§ Written exercise:
Repeat every record below exactly, omitting any pictures.

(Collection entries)
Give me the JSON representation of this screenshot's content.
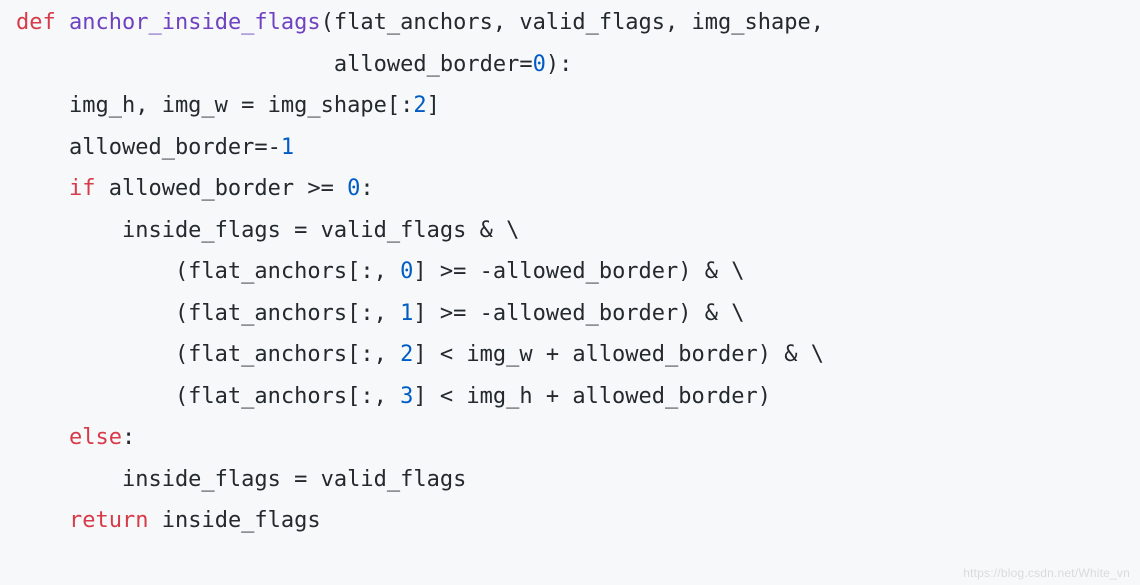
{
  "code": {
    "tokens": [
      {
        "cls": "tok-keyword",
        "text": "def"
      },
      {
        "cls": "",
        "text": " "
      },
      {
        "cls": "tok-funcname",
        "text": "anchor_inside_flags"
      },
      {
        "cls": "tok-punct",
        "text": "(flat_anchors, valid_flags, img_shape,\n                        allowed_border"
      },
      {
        "cls": "tok-operator",
        "text": "="
      },
      {
        "cls": "tok-number",
        "text": "0"
      },
      {
        "cls": "tok-punct",
        "text": "):\n    img_h, img_w "
      },
      {
        "cls": "tok-operator",
        "text": "="
      },
      {
        "cls": "tok-punct",
        "text": " img_shape[:"
      },
      {
        "cls": "tok-number",
        "text": "2"
      },
      {
        "cls": "tok-punct",
        "text": "]\n    allowed_border"
      },
      {
        "cls": "tok-operator",
        "text": "=-"
      },
      {
        "cls": "tok-number",
        "text": "1"
      },
      {
        "cls": "tok-punct",
        "text": "\n    "
      },
      {
        "cls": "tok-keyword",
        "text": "if"
      },
      {
        "cls": "tok-punct",
        "text": " allowed_border "
      },
      {
        "cls": "tok-operator",
        "text": ">="
      },
      {
        "cls": "tok-punct",
        "text": " "
      },
      {
        "cls": "tok-number",
        "text": "0"
      },
      {
        "cls": "tok-punct",
        "text": ":\n        inside_flags "
      },
      {
        "cls": "tok-operator",
        "text": "="
      },
      {
        "cls": "tok-punct",
        "text": " valid_flags "
      },
      {
        "cls": "tok-operator",
        "text": "&"
      },
      {
        "cls": "tok-punct",
        "text": " \\\n            (flat_anchors[:, "
      },
      {
        "cls": "tok-number",
        "text": "0"
      },
      {
        "cls": "tok-punct",
        "text": "] "
      },
      {
        "cls": "tok-operator",
        "text": ">="
      },
      {
        "cls": "tok-punct",
        "text": " "
      },
      {
        "cls": "tok-operator",
        "text": "-"
      },
      {
        "cls": "tok-punct",
        "text": "allowed_border) "
      },
      {
        "cls": "tok-operator",
        "text": "&"
      },
      {
        "cls": "tok-punct",
        "text": " \\\n            (flat_anchors[:, "
      },
      {
        "cls": "tok-number",
        "text": "1"
      },
      {
        "cls": "tok-punct",
        "text": "] "
      },
      {
        "cls": "tok-operator",
        "text": ">="
      },
      {
        "cls": "tok-punct",
        "text": " "
      },
      {
        "cls": "tok-operator",
        "text": "-"
      },
      {
        "cls": "tok-punct",
        "text": "allowed_border) "
      },
      {
        "cls": "tok-operator",
        "text": "&"
      },
      {
        "cls": "tok-punct",
        "text": " \\\n            (flat_anchors[:, "
      },
      {
        "cls": "tok-number",
        "text": "2"
      },
      {
        "cls": "tok-punct",
        "text": "] "
      },
      {
        "cls": "tok-operator",
        "text": "<"
      },
      {
        "cls": "tok-punct",
        "text": " img_w "
      },
      {
        "cls": "tok-operator",
        "text": "+"
      },
      {
        "cls": "tok-punct",
        "text": " allowed_border) "
      },
      {
        "cls": "tok-operator",
        "text": "&"
      },
      {
        "cls": "tok-punct",
        "text": " \\\n            (flat_anchors[:, "
      },
      {
        "cls": "tok-number",
        "text": "3"
      },
      {
        "cls": "tok-punct",
        "text": "] "
      },
      {
        "cls": "tok-operator",
        "text": "<"
      },
      {
        "cls": "tok-punct",
        "text": " img_h "
      },
      {
        "cls": "tok-operator",
        "text": "+"
      },
      {
        "cls": "tok-punct",
        "text": " allowed_border)\n    "
      },
      {
        "cls": "tok-keyword",
        "text": "else"
      },
      {
        "cls": "tok-punct",
        "text": ":\n        inside_flags "
      },
      {
        "cls": "tok-operator",
        "text": "="
      },
      {
        "cls": "tok-punct",
        "text": " valid_flags\n    "
      },
      {
        "cls": "tok-keyword",
        "text": "return"
      },
      {
        "cls": "tok-punct",
        "text": " inside_flags"
      }
    ]
  },
  "watermark": "https://blog.csdn.net/White_vn"
}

§ Answer to the exercise:
Give me the JSON representation of this screenshot's content.
{
  "code": {
    "tokens": [
      {
        "cls": "tok-keyword",
        "text": "def"
      },
      {
        "cls": "",
        "text": " "
      },
      {
        "cls": "tok-funcname",
        "text": "anchor_inside_flags"
      },
      {
        "cls": "tok-punct",
        "text": "(flat_anchors, valid_flags, img_shape,\n                        allowed_border"
      },
      {
        "cls": "tok-operator",
        "text": "="
      },
      {
        "cls": "tok-number",
        "text": "0"
      },
      {
        "cls": "tok-punct",
        "text": "):\n    img_h, img_w "
      },
      {
        "cls": "tok-operator",
        "text": "="
      },
      {
        "cls": "tok-punct",
        "text": " img_shape[:"
      },
      {
        "cls": "tok-number",
        "text": "2"
      },
      {
        "cls": "tok-punct",
        "text": "]\n    allowed_border"
      },
      {
        "cls": "tok-operator",
        "text": "=-"
      },
      {
        "cls": "tok-number",
        "text": "1"
      },
      {
        "cls": "tok-punct",
        "text": "\n    "
      },
      {
        "cls": "tok-keyword",
        "text": "if"
      },
      {
        "cls": "tok-punct",
        "text": " allowed_border "
      },
      {
        "cls": "tok-operator",
        "text": ">="
      },
      {
        "cls": "tok-punct",
        "text": " "
      },
      {
        "cls": "tok-number",
        "text": "0"
      },
      {
        "cls": "tok-punct",
        "text": ":\n        inside_flags "
      },
      {
        "cls": "tok-operator",
        "text": "="
      },
      {
        "cls": "tok-punct",
        "text": " valid_flags "
      },
      {
        "cls": "tok-operator",
        "text": "&"
      },
      {
        "cls": "tok-punct",
        "text": " \\\n            (flat_anchors[:, "
      },
      {
        "cls": "tok-number",
        "text": "0"
      },
      {
        "cls": "tok-punct",
        "text": "] "
      },
      {
        "cls": "tok-operator",
        "text": ">="
      },
      {
        "cls": "tok-punct",
        "text": " "
      },
      {
        "cls": "tok-operator",
        "text": "-"
      },
      {
        "cls": "tok-punct",
        "text": "allowed_border) "
      },
      {
        "cls": "tok-operator",
        "text": "&"
      },
      {
        "cls": "tok-punct",
        "text": " \\\n            (flat_anchors[:, "
      },
      {
        "cls": "tok-number",
        "text": "1"
      },
      {
        "cls": "tok-punct",
        "text": "] "
      },
      {
        "cls": "tok-operator",
        "text": ">="
      },
      {
        "cls": "tok-punct",
        "text": " "
      },
      {
        "cls": "tok-operator",
        "text": "-"
      },
      {
        "cls": "tok-punct",
        "text": "allowed_border) "
      },
      {
        "cls": "tok-operator",
        "text": "&"
      },
      {
        "cls": "tok-punct",
        "text": " \\\n            (flat_anchors[:, "
      },
      {
        "cls": "tok-number",
        "text": "2"
      },
      {
        "cls": "tok-punct",
        "text": "] "
      },
      {
        "cls": "tok-operator",
        "text": "<"
      },
      {
        "cls": "tok-punct",
        "text": " img_w "
      },
      {
        "cls": "tok-operator",
        "text": "+"
      },
      {
        "cls": "tok-punct",
        "text": " allowed_border) "
      },
      {
        "cls": "tok-operator",
        "text": "&"
      },
      {
        "cls": "tok-punct",
        "text": " \\\n            (flat_anchors[:, "
      },
      {
        "cls": "tok-number",
        "text": "3"
      },
      {
        "cls": "tok-punct",
        "text": "] "
      },
      {
        "cls": "tok-operator",
        "text": "<"
      },
      {
        "cls": "tok-punct",
        "text": " img_h "
      },
      {
        "cls": "tok-operator",
        "text": "+"
      },
      {
        "cls": "tok-punct",
        "text": " allowed_border)\n    "
      },
      {
        "cls": "tok-keyword",
        "text": "else"
      },
      {
        "cls": "tok-punct",
        "text": ":\n        inside_flags "
      },
      {
        "cls": "tok-operator",
        "text": "="
      },
      {
        "cls": "tok-punct",
        "text": " valid_flags\n    "
      },
      {
        "cls": "tok-keyword",
        "text": "return"
      },
      {
        "cls": "tok-punct",
        "text": " inside_flags"
      }
    ]
  },
  "watermark": "https://blog.csdn.net/White_vn"
}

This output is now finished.